§ **AIM OF THE EXERCISE**: Below are some records; reproduce every one of them exactly.

• • •

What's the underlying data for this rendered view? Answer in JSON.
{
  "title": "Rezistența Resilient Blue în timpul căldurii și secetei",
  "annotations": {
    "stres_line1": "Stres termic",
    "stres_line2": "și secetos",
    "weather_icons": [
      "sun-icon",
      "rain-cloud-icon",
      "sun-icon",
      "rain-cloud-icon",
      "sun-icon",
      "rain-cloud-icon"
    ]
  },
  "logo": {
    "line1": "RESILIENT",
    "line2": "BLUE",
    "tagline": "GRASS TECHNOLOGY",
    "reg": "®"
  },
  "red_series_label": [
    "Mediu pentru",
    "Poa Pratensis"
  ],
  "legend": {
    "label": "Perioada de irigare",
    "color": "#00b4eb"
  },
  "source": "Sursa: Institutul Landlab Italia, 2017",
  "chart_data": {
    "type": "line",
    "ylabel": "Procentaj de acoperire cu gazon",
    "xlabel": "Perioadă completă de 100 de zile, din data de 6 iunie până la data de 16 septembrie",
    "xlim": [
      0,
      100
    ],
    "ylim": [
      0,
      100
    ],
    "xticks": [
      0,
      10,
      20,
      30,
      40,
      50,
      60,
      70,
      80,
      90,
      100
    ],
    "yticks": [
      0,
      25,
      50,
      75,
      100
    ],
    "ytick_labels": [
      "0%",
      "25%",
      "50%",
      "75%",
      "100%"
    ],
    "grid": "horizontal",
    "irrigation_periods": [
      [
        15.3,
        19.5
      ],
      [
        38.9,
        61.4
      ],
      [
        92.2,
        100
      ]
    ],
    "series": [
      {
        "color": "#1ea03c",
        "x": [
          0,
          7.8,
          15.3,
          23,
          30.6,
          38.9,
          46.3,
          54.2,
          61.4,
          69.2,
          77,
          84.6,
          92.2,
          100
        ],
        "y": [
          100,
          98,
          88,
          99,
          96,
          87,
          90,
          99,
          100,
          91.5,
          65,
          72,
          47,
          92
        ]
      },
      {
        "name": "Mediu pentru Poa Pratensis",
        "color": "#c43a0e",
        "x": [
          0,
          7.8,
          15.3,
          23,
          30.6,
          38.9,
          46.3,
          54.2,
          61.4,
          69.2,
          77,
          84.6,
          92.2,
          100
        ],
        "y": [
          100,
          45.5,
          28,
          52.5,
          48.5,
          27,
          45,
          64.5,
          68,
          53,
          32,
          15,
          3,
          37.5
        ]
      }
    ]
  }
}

• • •

§ **COMPLETE RESPONSE**:
What's the underlying data for this rendered view? Answer in JSON.
{
  "title": "Rezistența Resilient Blue în timpul căldurii și secetei",
  "annotations": {
    "stres_line1": "Stres termic",
    "stres_line2": "și secetos",
    "weather_icons": [
      "sun-icon",
      "rain-cloud-icon",
      "sun-icon",
      "rain-cloud-icon",
      "sun-icon",
      "rain-cloud-icon"
    ]
  },
  "logo": {
    "line1": "RESILIENT",
    "line2": "BLUE",
    "tagline": "GRASS TECHNOLOGY",
    "reg": "®"
  },
  "red_series_label": [
    "Mediu pentru",
    "Poa Pratensis"
  ],
  "legend": {
    "label": "Perioada de irigare",
    "color": "#00b4eb"
  },
  "source": "Sursa: Institutul Landlab Italia, 2017",
  "chart_data": {
    "type": "line",
    "ylabel": "Procentaj de acoperire cu gazon",
    "xlabel": "Perioadă completă de 100 de zile, din data de 6 iunie până la data de 16 septembrie",
    "xlim": [
      0,
      100
    ],
    "ylim": [
      0,
      100
    ],
    "xticks": [
      0,
      10,
      20,
      30,
      40,
      50,
      60,
      70,
      80,
      90,
      100
    ],
    "yticks": [
      0,
      25,
      50,
      75,
      100
    ],
    "ytick_labels": [
      "0%",
      "25%",
      "50%",
      "75%",
      "100%"
    ],
    "grid": "horizontal",
    "irrigation_periods": [
      [
        15.3,
        19.5
      ],
      [
        38.9,
        61.4
      ],
      [
        92.2,
        100
      ]
    ],
    "series": [
      {
        "color": "#1ea03c",
        "x": [
          0,
          7.8,
          15.3,
          23,
          30.6,
          38.9,
          46.3,
          54.2,
          61.4,
          69.2,
          77,
          84.6,
          92.2,
          100
        ],
        "y": [
          100,
          98,
          88,
          99,
          96,
          87,
          90,
          99,
          100,
          91.5,
          65,
          72,
          47,
          92
        ]
      },
      {
        "name": "Mediu pentru Poa Pratensis",
        "color": "#c43a0e",
        "x": [
          0,
          7.8,
          15.3,
          23,
          30.6,
          38.9,
          46.3,
          54.2,
          61.4,
          69.2,
          77,
          84.6,
          92.2,
          100
        ],
        "y": [
          100,
          45.5,
          28,
          52.5,
          48.5,
          27,
          45,
          64.5,
          68,
          53,
          32,
          15,
          3,
          37.5
        ]
      }
    ]
  }
}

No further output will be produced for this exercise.